- [To do]:
List every line in this data where the string "icon" occurs.

──────── Information supplied ────────

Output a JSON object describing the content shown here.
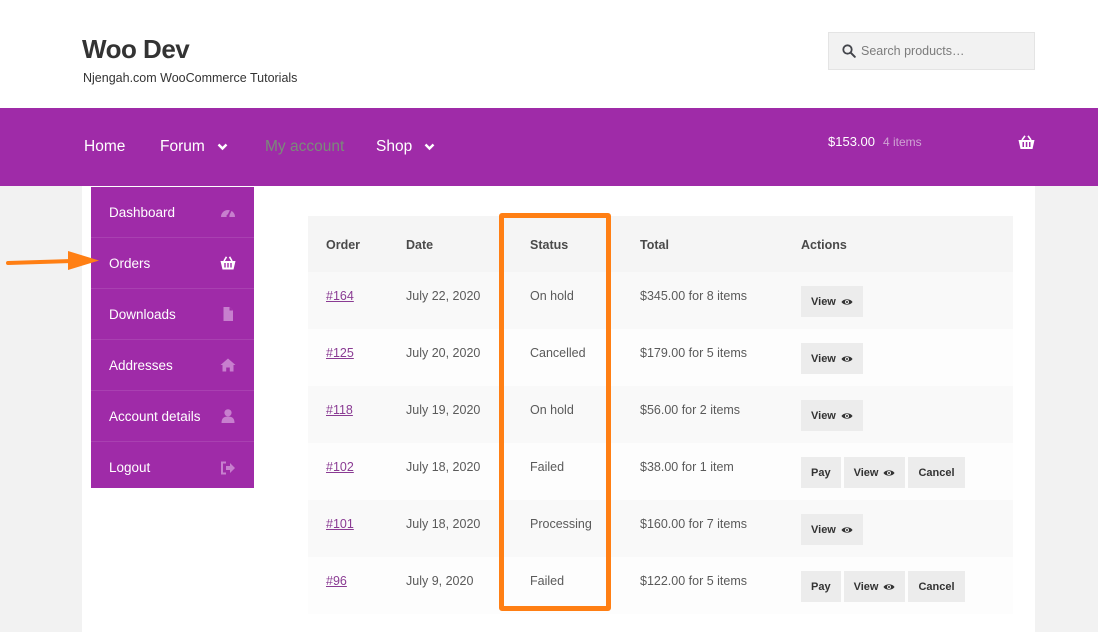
{
  "site": {
    "title": "Woo Dev",
    "tagline": "Njengah.com WooCommerce Tutorials"
  },
  "search": {
    "placeholder": "Search products…"
  },
  "nav": {
    "items": [
      {
        "label": "Home"
      },
      {
        "label": "Forum"
      },
      {
        "label": "My account"
      },
      {
        "label": "Shop"
      }
    ],
    "cart_total": "$153.00",
    "cart_count": "4 items"
  },
  "account_menu": {
    "items": [
      {
        "label": "Dashboard",
        "icon": "dashboard-icon"
      },
      {
        "label": "Orders",
        "icon": "basket-icon"
      },
      {
        "label": "Downloads",
        "icon": "file-icon"
      },
      {
        "label": "Addresses",
        "icon": "home-icon"
      },
      {
        "label": "Account details",
        "icon": "user-icon"
      },
      {
        "label": "Logout",
        "icon": "logout-icon"
      }
    ]
  },
  "orders": {
    "columns": [
      "Order",
      "Date",
      "Status",
      "Total",
      "Actions"
    ],
    "rows": [
      {
        "order": "#164",
        "date": "July 22, 2020",
        "status": "On hold",
        "total": "$345.00 for 8 items",
        "actions": [
          "View"
        ]
      },
      {
        "order": "#125",
        "date": "July 20, 2020",
        "status": "Cancelled",
        "total": "$179.00 for 5 items",
        "actions": [
          "View"
        ]
      },
      {
        "order": "#118",
        "date": "July 19, 2020",
        "status": "On hold",
        "total": "$56.00 for 2 items",
        "actions": [
          "View"
        ]
      },
      {
        "order": "#102",
        "date": "July 18, 2020",
        "status": "Failed",
        "total": "$38.00 for 1 item",
        "actions": [
          "Pay",
          "View",
          "Cancel"
        ]
      },
      {
        "order": "#101",
        "date": "July 18, 2020",
        "status": "Processing",
        "total": "$160.00 for 7 items",
        "actions": [
          "View"
        ]
      },
      {
        "order": "#96",
        "date": "July 9, 2020",
        "status": "Failed",
        "total": "$122.00 for 5 items",
        "actions": [
          "Pay",
          "View",
          "Cancel"
        ]
      }
    ]
  },
  "colors": {
    "brand_purple": "#9f2ba8",
    "annotation_orange": "#ff7f14"
  }
}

────────

- [Output of the exercise]:
        "icon": "dashboard-icon"
        "icon": "basket-icon"
        "icon": "file-icon"
        "icon": "home-icon"
        "icon": "user-icon"
        "icon": "logout-icon"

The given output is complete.